- _PROBLEM REQUIREMENTS_
Reproduce the data below line for line with no changes, omitting the pictures.

Layout element entries:
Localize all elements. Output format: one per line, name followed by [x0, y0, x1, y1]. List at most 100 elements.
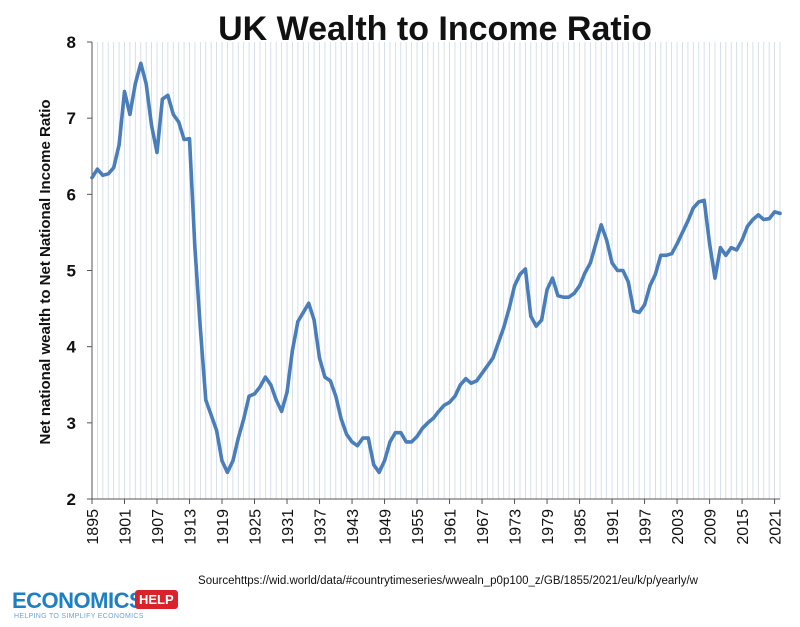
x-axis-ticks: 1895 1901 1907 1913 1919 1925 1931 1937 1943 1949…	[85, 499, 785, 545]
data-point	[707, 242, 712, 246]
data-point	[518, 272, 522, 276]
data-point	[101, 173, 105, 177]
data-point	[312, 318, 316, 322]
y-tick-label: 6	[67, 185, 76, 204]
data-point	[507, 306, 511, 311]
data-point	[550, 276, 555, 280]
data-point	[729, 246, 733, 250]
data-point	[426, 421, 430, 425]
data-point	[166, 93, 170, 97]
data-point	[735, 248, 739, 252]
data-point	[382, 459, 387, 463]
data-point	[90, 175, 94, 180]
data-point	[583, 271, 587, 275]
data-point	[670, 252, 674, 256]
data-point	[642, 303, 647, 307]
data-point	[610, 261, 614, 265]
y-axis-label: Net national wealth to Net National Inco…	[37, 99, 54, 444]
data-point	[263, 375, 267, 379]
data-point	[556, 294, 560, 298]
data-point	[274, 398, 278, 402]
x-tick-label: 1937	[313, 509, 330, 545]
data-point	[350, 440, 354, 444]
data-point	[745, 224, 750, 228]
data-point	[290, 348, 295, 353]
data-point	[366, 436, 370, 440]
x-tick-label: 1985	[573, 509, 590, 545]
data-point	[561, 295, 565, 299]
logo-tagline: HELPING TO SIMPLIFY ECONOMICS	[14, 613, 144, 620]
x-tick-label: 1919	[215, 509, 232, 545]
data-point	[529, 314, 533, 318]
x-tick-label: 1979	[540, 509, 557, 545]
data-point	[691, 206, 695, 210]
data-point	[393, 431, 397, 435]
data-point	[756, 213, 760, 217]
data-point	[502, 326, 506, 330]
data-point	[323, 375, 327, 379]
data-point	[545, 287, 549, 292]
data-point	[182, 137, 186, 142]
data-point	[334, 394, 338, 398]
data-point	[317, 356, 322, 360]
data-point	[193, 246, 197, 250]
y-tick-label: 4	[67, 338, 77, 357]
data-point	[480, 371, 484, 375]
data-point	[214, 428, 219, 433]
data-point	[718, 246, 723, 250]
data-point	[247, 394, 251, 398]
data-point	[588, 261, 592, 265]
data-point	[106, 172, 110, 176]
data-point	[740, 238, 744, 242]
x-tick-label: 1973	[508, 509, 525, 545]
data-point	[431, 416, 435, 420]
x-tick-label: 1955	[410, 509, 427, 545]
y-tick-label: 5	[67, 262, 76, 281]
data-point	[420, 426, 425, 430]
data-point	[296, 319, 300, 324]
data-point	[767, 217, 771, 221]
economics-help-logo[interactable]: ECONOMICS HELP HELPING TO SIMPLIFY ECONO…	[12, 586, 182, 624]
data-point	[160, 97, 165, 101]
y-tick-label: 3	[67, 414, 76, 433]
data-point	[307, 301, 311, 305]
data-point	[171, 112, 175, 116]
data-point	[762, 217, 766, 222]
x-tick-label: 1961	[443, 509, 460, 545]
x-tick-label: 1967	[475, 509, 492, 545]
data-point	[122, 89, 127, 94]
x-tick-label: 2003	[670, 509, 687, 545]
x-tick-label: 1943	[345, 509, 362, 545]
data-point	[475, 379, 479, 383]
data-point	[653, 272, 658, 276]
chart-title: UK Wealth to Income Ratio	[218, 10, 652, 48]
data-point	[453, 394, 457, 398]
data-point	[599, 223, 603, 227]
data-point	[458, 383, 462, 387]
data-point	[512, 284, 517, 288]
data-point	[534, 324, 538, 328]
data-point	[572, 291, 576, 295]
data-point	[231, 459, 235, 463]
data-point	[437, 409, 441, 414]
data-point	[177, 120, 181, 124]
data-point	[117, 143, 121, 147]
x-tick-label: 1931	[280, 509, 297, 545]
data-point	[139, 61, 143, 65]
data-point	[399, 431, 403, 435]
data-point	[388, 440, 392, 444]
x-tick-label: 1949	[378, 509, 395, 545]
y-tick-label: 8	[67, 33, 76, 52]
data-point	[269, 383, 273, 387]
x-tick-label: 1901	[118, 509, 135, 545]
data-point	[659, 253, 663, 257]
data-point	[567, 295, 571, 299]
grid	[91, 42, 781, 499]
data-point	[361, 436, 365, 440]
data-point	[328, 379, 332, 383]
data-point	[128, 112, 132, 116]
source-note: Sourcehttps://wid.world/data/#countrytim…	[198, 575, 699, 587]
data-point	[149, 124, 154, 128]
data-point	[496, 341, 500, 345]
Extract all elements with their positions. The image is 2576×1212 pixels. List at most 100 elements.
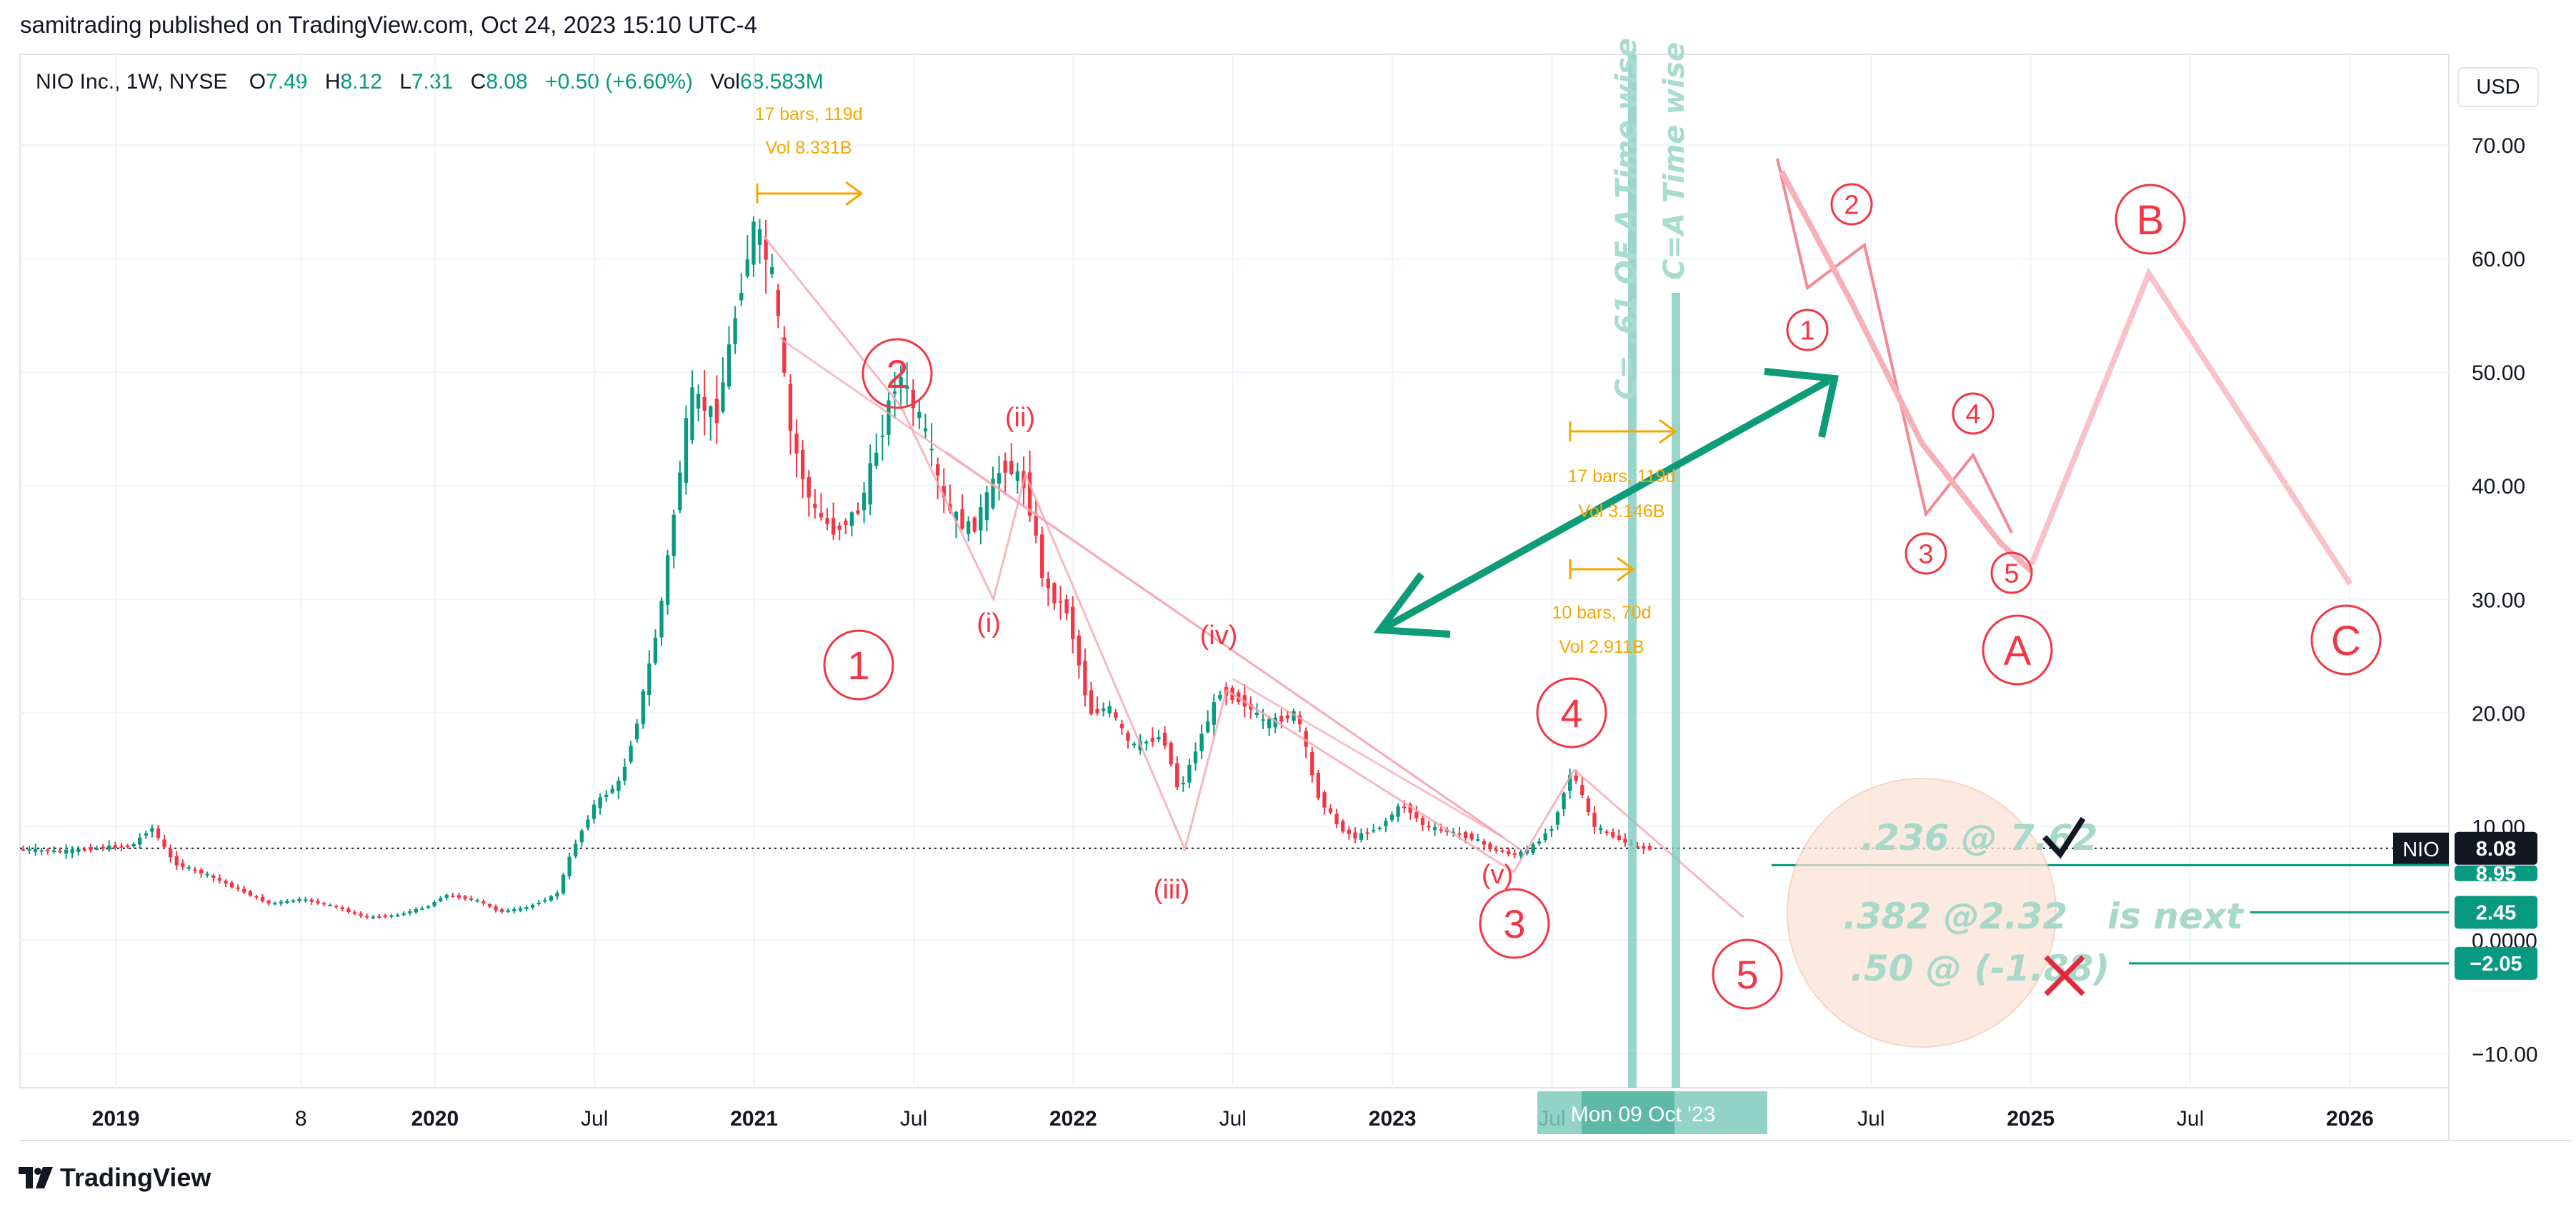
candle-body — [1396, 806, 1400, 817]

- _OUTPUT OF THE EXERCISE_
Localize all elements. Output format: one per line, name followed by [x0, y0, x1, y1]. List at most 100 elements.
x-axis-ticks: 1895 1901 1907 1913 1919 1925 1931 1937 1943 1949…	[85, 499, 785, 545]
data-point	[707, 242, 712, 246]
data-point	[518, 272, 522, 276]
data-point	[101, 173, 105, 177]
data-point	[312, 318, 316, 322]
y-tick-label: 6	[67, 185, 76, 204]
data-point	[507, 306, 511, 311]
data-point	[550, 276, 555, 280]
data-point	[729, 246, 733, 250]
data-point	[426, 421, 430, 425]
data-point	[166, 93, 170, 97]
data-point	[735, 248, 739, 252]
data-point	[382, 459, 387, 463]
data-point	[90, 175, 94, 180]
data-point	[583, 271, 587, 275]
data-point	[670, 252, 674, 256]
data-point	[642, 303, 647, 307]
data-point	[610, 261, 614, 265]
y-axis-label: Net national wealth to Net National Inco…	[37, 99, 54, 444]
data-point	[263, 375, 267, 379]
data-point	[556, 294, 560, 298]
data-point	[274, 398, 278, 402]
x-tick-label: 1937	[313, 509, 330, 545]
data-point	[350, 440, 354, 444]
data-point	[745, 224, 750, 228]
data-point	[290, 348, 295, 353]
data-point	[366, 436, 370, 440]
x-tick-label: 1985	[573, 509, 590, 545]
data-point	[561, 295, 565, 299]
logo-tagline: HELPING TO SIMPLIFY ECONOMICS	[14, 613, 144, 620]
x-tick-label: 1919	[215, 509, 232, 545]
data-point	[529, 314, 533, 318]
x-tick-label: 1979	[540, 509, 557, 545]
data-point	[691, 206, 695, 210]
data-point	[393, 431, 397, 435]
data-point	[756, 213, 760, 217]
data-point	[502, 326, 506, 330]
data-point	[323, 375, 327, 379]
data-point	[545, 287, 549, 292]
data-point	[182, 137, 186, 142]
data-point	[334, 394, 338, 398]
data-point	[317, 356, 322, 360]
data-point	[193, 246, 197, 250]
y-tick-label: 4	[67, 338, 77, 357]
data-point	[480, 371, 484, 375]
data-point	[214, 428, 219, 433]
data-point	[718, 246, 723, 250]
data-point	[247, 394, 251, 398]
data-point	[588, 261, 592, 265]
data-point	[106, 172, 110, 176]
data-point	[740, 238, 744, 242]
x-tick-label: 1973	[508, 509, 525, 545]
data-point	[431, 416, 435, 420]
x-tick-label: 1955	[410, 509, 427, 545]
y-tick-label: 5	[67, 262, 76, 281]
data-point	[420, 426, 425, 430]
data-point	[296, 319, 300, 324]
data-point	[767, 217, 771, 221]
economics-help-logo[interactable]: ECONOMICS HELP HELPING TO SIMPLIFY ECONO…	[12, 586, 182, 624]
data-point	[160, 97, 165, 101]
y-tick-label: 3	[67, 414, 76, 433]
data-point	[307, 301, 311, 305]
data-point	[171, 112, 175, 116]
data-point	[762, 217, 766, 222]
x-tick-label: 1961	[443, 509, 460, 545]
x-tick-label: 1967	[475, 509, 492, 545]
data-point	[122, 89, 127, 94]
x-tick-label: 2003	[670, 509, 687, 545]
x-tick-label: 1943	[345, 509, 362, 545]
data-point	[475, 379, 479, 383]
data-point	[653, 272, 658, 276]
chart-title: UK Wealth to Income Ratio	[218, 10, 652, 48]
data-point	[453, 394, 457, 398]
data-point	[599, 223, 603, 227]
data-point	[458, 383, 462, 387]
data-point	[512, 284, 517, 288]
data-point	[534, 324, 538, 328]
data-point	[572, 291, 576, 295]
data-point	[231, 459, 235, 463]
data-point	[437, 409, 441, 414]
data-point	[177, 120, 181, 124]
data-point	[117, 143, 121, 147]
x-tick-label: 1931	[280, 509, 297, 545]
data-point	[139, 61, 143, 65]
data-point	[399, 431, 403, 435]
data-point	[388, 440, 392, 444]
x-tick-label: 1949	[378, 509, 395, 545]
y-tick-label: 8	[67, 33, 76, 52]
data-point	[269, 383, 273, 387]
x-tick-label: 1901	[118, 509, 135, 545]
data-point	[659, 253, 663, 257]
data-point	[567, 295, 571, 299]
grid	[91, 42, 781, 499]
data-point	[361, 436, 365, 440]
data-point	[328, 379, 332, 383]
data-point	[128, 112, 132, 116]
source-note: Sourcehttps://wid.world/data/#countrytim…	[198, 575, 699, 587]
data-point	[149, 124, 154, 128]
data-point	[496, 341, 500, 345]
Extract all elements with their positions. The image is 2576×1212 pixels. List at most 100 elements.
candle-body — [1396, 806, 1400, 817]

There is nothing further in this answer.